What you will do
Tally the lines that hold the string "nickjonas", and reply with the count alone.

┄┄┄┄┄┄┄┄┄┄

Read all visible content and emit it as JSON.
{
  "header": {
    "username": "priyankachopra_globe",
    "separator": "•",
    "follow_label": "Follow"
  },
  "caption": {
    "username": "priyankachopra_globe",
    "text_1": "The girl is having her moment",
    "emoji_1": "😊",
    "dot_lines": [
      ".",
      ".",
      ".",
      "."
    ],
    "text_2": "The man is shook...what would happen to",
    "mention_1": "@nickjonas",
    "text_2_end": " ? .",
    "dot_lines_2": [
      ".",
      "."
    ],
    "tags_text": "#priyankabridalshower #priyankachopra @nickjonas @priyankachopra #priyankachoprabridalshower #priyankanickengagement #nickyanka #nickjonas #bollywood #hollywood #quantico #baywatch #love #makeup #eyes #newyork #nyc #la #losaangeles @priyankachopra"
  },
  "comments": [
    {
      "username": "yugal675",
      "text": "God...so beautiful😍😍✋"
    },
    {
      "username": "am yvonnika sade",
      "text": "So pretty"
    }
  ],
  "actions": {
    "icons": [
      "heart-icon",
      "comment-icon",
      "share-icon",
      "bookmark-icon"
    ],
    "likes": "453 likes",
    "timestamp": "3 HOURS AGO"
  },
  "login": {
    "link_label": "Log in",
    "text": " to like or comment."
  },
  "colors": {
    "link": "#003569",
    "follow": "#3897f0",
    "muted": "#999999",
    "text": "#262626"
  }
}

┄┄┄┄┄┄┄┄┄┄

Written answer
2